**What the exercise asks:** Give the listing again character for character, but drop the images.

**Record set:**
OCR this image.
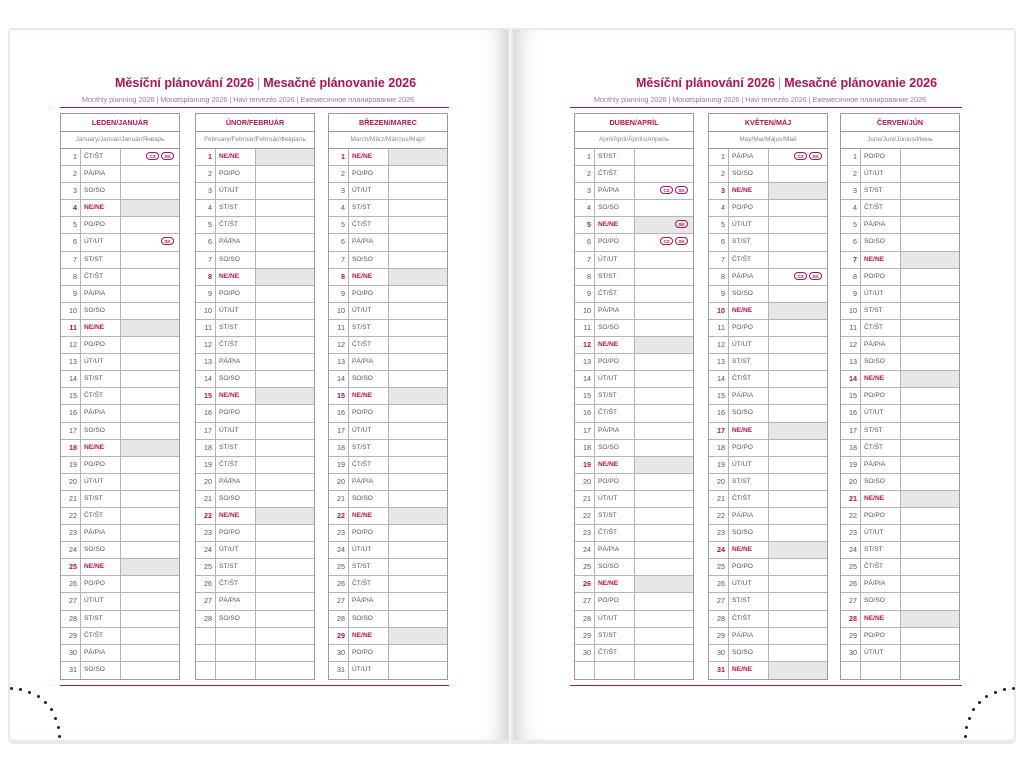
Měsíční plánování 2026 | Mesačné plánovanie 2026
Monthly planning 2026 | Monatsplanung 2026 | Havi tervezés 2026 | Ежемесячное планирование 2026
LEDEN/JANUÁR
January/Januar/Január/Январь
1	ČT/ŠT	CZ	SK
2	PÁ/PIA
3	SO/SO
4	NE/NE
5	PO/PO
6	ÚT/UT	SK
7	ST/ST
8	ČT/ŠT
9	PÁ/PIA
10	SO/SO
11	NE/NE
12	PO/PO
13	ÚT/UT
14	ST/ST
15	ČT/ŠT
16	PÁ/PIA
17	SO/SO
18	NE/NE
19	PO/PO
20	ÚT/UT
21	ST/ST
22	ČT/ŠT
23	PÁ/PIA
24	SO/SO
25	NE/NE
26	PO/PO
27	ÚT/UT
28	ST/ST
29	ČT/ŠT
30	PÁ/PIA
31	SO/SO
ÚNOR/FEBRUÁR
February/Februar/Február/Февраль
1	NE/NE
2	PO/PO
3	ÚT/UT
4	ST/ST
5	ČT/ŠT
6	PÁ/PIA
7	SO/SO
8	NE/NE
9	PO/PO
10	ÚT/UT
11	ST/ST
12	ČT/ŠT
13	PÁ/PIA
14	SO/SO
15	NE/NE
16	PO/PO
17	ÚT/UT
18	ST/ST
19	ČT/ŠT
20	PÁ/PIA
21	SO/SO
22	NE/NE
23	PO/PO
24	ÚT/UT
25	ST/ST
26	ČT/ŠT
27	PÁ/PIA
28	SO/SO
BŘEZEN/MAREC
March/März/Március/Март
1	NE/NE
2	PO/PO
3	ÚT/UT
4	ST/ST
5	ČT/ŠT
6	PÁ/PIA
7	SO/SO
8	NE/NE
9	PO/PO
10	ÚT/UT
11	ST/ST
12	ČT/ŠT
13	PÁ/PIA
14	SO/SO
15	NE/NE
16	PO/PO
17	ÚT/UT
18	ST/ST
19	ČT/ŠT
20	PÁ/PIA
21	SO/SO
22	NE/NE
23	PO/PO
24	ÚT/UT
25	ST/ST
26	ČT/ŠT
27	PÁ/PIA
28	SO/SO
29	NE/NE
30	PO/PO
31	ÚT/UT
Měsíční plánování 2026 | Mesačné plánovanie 2026
Monthly planning 2026 | Monatsplanung 2026 | Havi tervezés 2026 | Ежемесячное планирование 2026
DUBEN/APRÍL
April/April/Április/Апрель
1	ST/ST
2	ČT/ŠT
3	PÁ/PIA	CZ	SK
4	SO/SO
5	NE/NE	SK
6	PO/PO	CZ	SK
7	ÚT/UT
8	ST/ST
9	ČT/ŠT
10	PÁ/PIA
11	SO/SO
12	NE/NE
13	PO/PO
14	ÚT/UT
15	ST/ST
16	ČT/ŠT
17	PÁ/PIA
18	SO/SO
19	NE/NE
20	PO/PO
21	ÚT/UT
22	ST/ST
23	ČT/ŠT
24	PÁ/PIA
25	SO/SO
26	NE/NE
27	PO/PO
28	ÚT/UT
29	ST/ST
30	ČT/ŠT
KVĚTEN/MÁJ
May/Mai/Május/Май
1	PÁ/PIA	CZ	SK
2	SO/SO
3	NE/NE
4	PO/PO
5	ÚT/UT
6	ST/ST
7	ČT/ŠT
8	PÁ/PIA	CZ	SK
9	SO/SO
10	NE/NE
11	PO/PO
12	ÚT/UT
13	ST/ST
14	ČT/ŠT
15	PÁ/PIA
16	SO/SO
17	NE/NE
18	PO/PO
19	ÚT/UT
20	ST/ST
21	ČT/ŠT
22	PÁ/PIA
23	SO/SO
24	NE/NE
25	PO/PO
26	ÚT/UT
27	ST/ST
28	ČT/ŠT
29	PÁ/PIA
30	SO/SO
31	NE/NE
ČERVEN/JÚN
June/Juni/Június/Июнь
1	PO/PO
2	ÚT/UT
3	ST/ST
4	ČT/ŠT
5	PÁ/PIA
6	SO/SO
7	NE/NE
8	PO/PO
9	ÚT/UT
10	ST/ST
11	ČT/ŠT
12	PÁ/PIA
13	SO/SO
14	NE/NE
15	PO/PO
16	ÚT/UT
17	ST/ST
18	ČT/ŠT
19	PÁ/PIA
20	SO/SO
21	NE/NE
22	PO/PO
23	ÚT/UT
24	ST/ST
25	ČT/ŠT
26	PÁ/PIA
27	SO/SO
28	NE/NE
29	PO/PO
30	ÚT/UT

**Output of the exercise:**
OCR this image.
Měsíční plánování 2026 | Mesačné plánovanie 2026
Monthly planning 2026 | Monatsplanung 2026 | Havi tervezés 2026 | Ежемесячное планирование 2026
LEDEN/JANUÁR
January/Januar/Január/Январь
1	ČT/ŠT	CZ	SK
2	PÁ/PIA
3	SO/SO
4	NE/NE
5	PO/PO
6	ÚT/UT	SK
7	ST/ST
8	ČT/ŠT
9	PÁ/PIA
10	SO/SO
11	NE/NE
12	PO/PO
13	ÚT/UT
14	ST/ST
15	ČT/ŠT
16	PÁ/PIA
17	SO/SO
18	NE/NE
19	PO/PO
20	ÚT/UT
21	ST/ST
22	ČT/ŠT
23	PÁ/PIA
24	SO/SO
25	NE/NE
26	PO/PO
27	ÚT/UT
28	ST/ST
29	ČT/ŠT
30	PÁ/PIA
31	SO/SO
ÚNOR/FEBRUÁR
February/Februar/Február/Февраль
1	NE/NE
2	PO/PO
3	ÚT/UT
4	ST/ST
5	ČT/ŠT
6	PÁ/PIA
7	SO/SO
8	NE/NE
9	PO/PO
10	ÚT/UT
11	ST/ST
12	ČT/ŠT
13	PÁ/PIA
14	SO/SO
15	NE/NE
16	PO/PO
17	ÚT/UT
18	ST/ST
19	ČT/ŠT
20	PÁ/PIA
21	SO/SO
22	NE/NE
23	PO/PO
24	ÚT/UT
25	ST/ST
26	ČT/ŠT
27	PÁ/PIA
28	SO/SO
BŘEZEN/MAREC
March/März/Március/Март
1	NE/NE
2	PO/PO
3	ÚT/UT
4	ST/ST
5	ČT/ŠT
6	PÁ/PIA
7	SO/SO
8	NE/NE
9	PO/PO
10	ÚT/UT
11	ST/ST
12	ČT/ŠT
13	PÁ/PIA
14	SO/SO
15	NE/NE
16	PO/PO
17	ÚT/UT
18	ST/ST
19	ČT/ŠT
20	PÁ/PIA
21	SO/SO
22	NE/NE
23	PO/PO
24	ÚT/UT
25	ST/ST
26	ČT/ŠT
27	PÁ/PIA
28	SO/SO
29	NE/NE
30	PO/PO
31	ÚT/UT
Měsíční plánování 2026 | Mesačné plánovanie 2026
Monthly planning 2026 | Monatsplanung 2026 | Havi tervezés 2026 | Ежемесячное планирование 2026
DUBEN/APRÍL
April/April/Április/Апрель
1	ST/ST
2	ČT/ŠT
3	PÁ/PIA	CZ	SK
4	SO/SO
5	NE/NE	SK
6	PO/PO	CZ	SK
7	ÚT/UT
8	ST/ST
9	ČT/ŠT
10	PÁ/PIA
11	SO/SO
12	NE/NE
13	PO/PO
14	ÚT/UT
15	ST/ST
16	ČT/ŠT
17	PÁ/PIA
18	SO/SO
19	NE/NE
20	PO/PO
21	ÚT/UT
22	ST/ST
23	ČT/ŠT
24	PÁ/PIA
25	SO/SO
26	NE/NE
27	PO/PO
28	ÚT/UT
29	ST/ST
30	ČT/ŠT
KVĚTEN/MÁJ
May/Mai/Május/Май
1	PÁ/PIA	CZ	SK
2	SO/SO
3	NE/NE
4	PO/PO
5	ÚT/UT
6	ST/ST
7	ČT/ŠT
8	PÁ/PIA	CZ	SK
9	SO/SO
10	NE/NE
11	PO/PO
12	ÚT/UT
13	ST/ST
14	ČT/ŠT
15	PÁ/PIA
16	SO/SO
17	NE/NE
18	PO/PO
19	ÚT/UT
20	ST/ST
21	ČT/ŠT
22	PÁ/PIA
23	SO/SO
24	NE/NE
25	PO/PO
26	ÚT/UT
27	ST/ST
28	ČT/ŠT
29	PÁ/PIA
30	SO/SO
31	NE/NE
ČERVEN/JÚN
June/Juni/Június/Июнь
1	PO/PO
2	ÚT/UT
3	ST/ST
4	ČT/ŠT
5	PÁ/PIA
6	SO/SO
7	NE/NE
8	PO/PO
9	ÚT/UT
10	ST/ST
11	ČT/ŠT
12	PÁ/PIA
13	SO/SO
14	NE/NE
15	PO/PO
16	ÚT/UT
17	ST/ST
18	ČT/ŠT
19	PÁ/PIA
20	SO/SO
21	NE/NE
22	PO/PO
23	ÚT/UT
24	ST/ST
25	ČT/ŠT
26	PÁ/PIA
27	SO/SO
28	NE/NE
29	PO/PO
30	ÚT/UT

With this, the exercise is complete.